[start]

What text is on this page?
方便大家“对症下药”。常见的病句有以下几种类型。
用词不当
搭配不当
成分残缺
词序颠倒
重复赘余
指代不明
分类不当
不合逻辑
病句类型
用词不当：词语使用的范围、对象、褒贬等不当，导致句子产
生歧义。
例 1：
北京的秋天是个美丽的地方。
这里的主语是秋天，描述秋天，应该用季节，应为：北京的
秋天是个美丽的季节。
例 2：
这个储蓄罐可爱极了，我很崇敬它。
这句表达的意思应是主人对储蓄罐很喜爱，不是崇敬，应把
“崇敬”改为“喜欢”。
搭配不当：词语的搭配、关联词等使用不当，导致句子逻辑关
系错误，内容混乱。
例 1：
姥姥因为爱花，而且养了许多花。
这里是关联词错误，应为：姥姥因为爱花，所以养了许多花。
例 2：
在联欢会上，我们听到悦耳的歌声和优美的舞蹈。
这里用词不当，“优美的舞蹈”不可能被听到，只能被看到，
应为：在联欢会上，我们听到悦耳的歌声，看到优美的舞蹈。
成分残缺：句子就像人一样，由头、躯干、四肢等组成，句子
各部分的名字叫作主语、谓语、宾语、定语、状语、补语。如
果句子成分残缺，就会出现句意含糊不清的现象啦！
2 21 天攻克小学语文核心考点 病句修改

[end]
[start]

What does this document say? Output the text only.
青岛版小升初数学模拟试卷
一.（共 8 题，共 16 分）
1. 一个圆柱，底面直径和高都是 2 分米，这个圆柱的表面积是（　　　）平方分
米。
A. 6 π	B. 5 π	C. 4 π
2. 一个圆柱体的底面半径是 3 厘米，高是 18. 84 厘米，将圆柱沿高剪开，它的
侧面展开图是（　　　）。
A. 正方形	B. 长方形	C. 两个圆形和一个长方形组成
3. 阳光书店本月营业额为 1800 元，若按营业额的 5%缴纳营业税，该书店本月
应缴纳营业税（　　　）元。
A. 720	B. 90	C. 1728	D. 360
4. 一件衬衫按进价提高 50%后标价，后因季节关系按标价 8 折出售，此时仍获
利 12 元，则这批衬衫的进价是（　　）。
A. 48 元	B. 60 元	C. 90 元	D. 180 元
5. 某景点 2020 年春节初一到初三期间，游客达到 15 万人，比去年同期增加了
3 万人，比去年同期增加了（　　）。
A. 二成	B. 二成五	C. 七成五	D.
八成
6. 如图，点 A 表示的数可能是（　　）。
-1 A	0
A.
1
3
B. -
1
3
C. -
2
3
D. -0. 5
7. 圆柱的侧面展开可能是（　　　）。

[end]
[start]

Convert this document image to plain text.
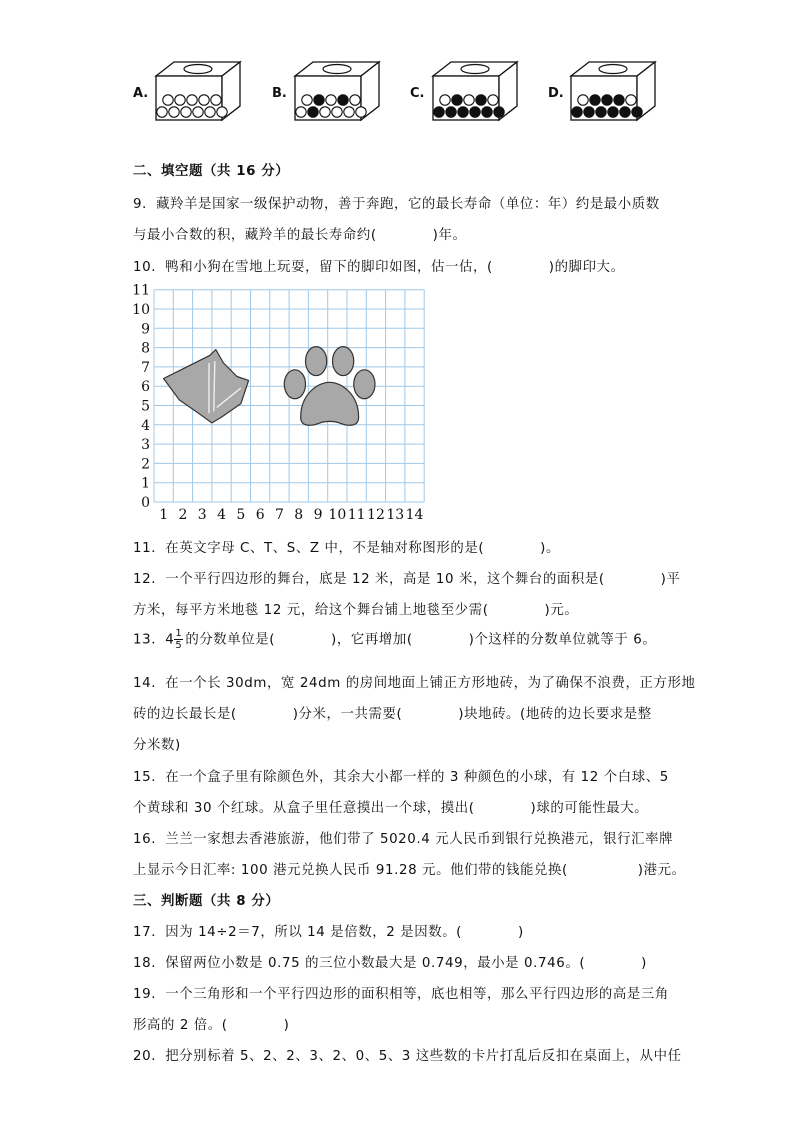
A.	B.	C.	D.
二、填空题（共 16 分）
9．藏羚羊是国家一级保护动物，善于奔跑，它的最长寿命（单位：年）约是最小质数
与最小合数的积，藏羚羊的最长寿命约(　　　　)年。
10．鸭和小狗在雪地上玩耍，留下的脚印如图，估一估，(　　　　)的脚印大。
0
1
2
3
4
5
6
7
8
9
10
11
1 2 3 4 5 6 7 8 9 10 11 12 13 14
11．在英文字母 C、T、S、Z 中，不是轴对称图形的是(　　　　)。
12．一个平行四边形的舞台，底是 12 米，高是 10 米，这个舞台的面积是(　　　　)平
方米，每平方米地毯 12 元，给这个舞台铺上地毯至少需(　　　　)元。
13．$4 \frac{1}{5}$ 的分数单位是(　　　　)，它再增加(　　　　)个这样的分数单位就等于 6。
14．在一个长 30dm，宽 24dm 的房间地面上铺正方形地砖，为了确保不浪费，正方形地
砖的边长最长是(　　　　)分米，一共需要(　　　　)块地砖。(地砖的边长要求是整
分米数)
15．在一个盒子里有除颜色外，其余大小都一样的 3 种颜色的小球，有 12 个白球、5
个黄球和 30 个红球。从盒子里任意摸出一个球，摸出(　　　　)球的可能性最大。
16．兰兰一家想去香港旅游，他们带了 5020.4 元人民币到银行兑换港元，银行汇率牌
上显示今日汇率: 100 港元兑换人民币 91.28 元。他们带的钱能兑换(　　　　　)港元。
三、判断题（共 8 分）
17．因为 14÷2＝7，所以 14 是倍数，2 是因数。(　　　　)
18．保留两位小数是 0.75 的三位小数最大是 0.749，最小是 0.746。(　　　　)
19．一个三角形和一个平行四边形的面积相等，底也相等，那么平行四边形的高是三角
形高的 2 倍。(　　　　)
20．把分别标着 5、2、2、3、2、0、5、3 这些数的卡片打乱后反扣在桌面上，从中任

[end]

Collect, from the material above, every line containing the word "What".

▶ [Reply]
What text is on this page?
What does this document say? Output the text only.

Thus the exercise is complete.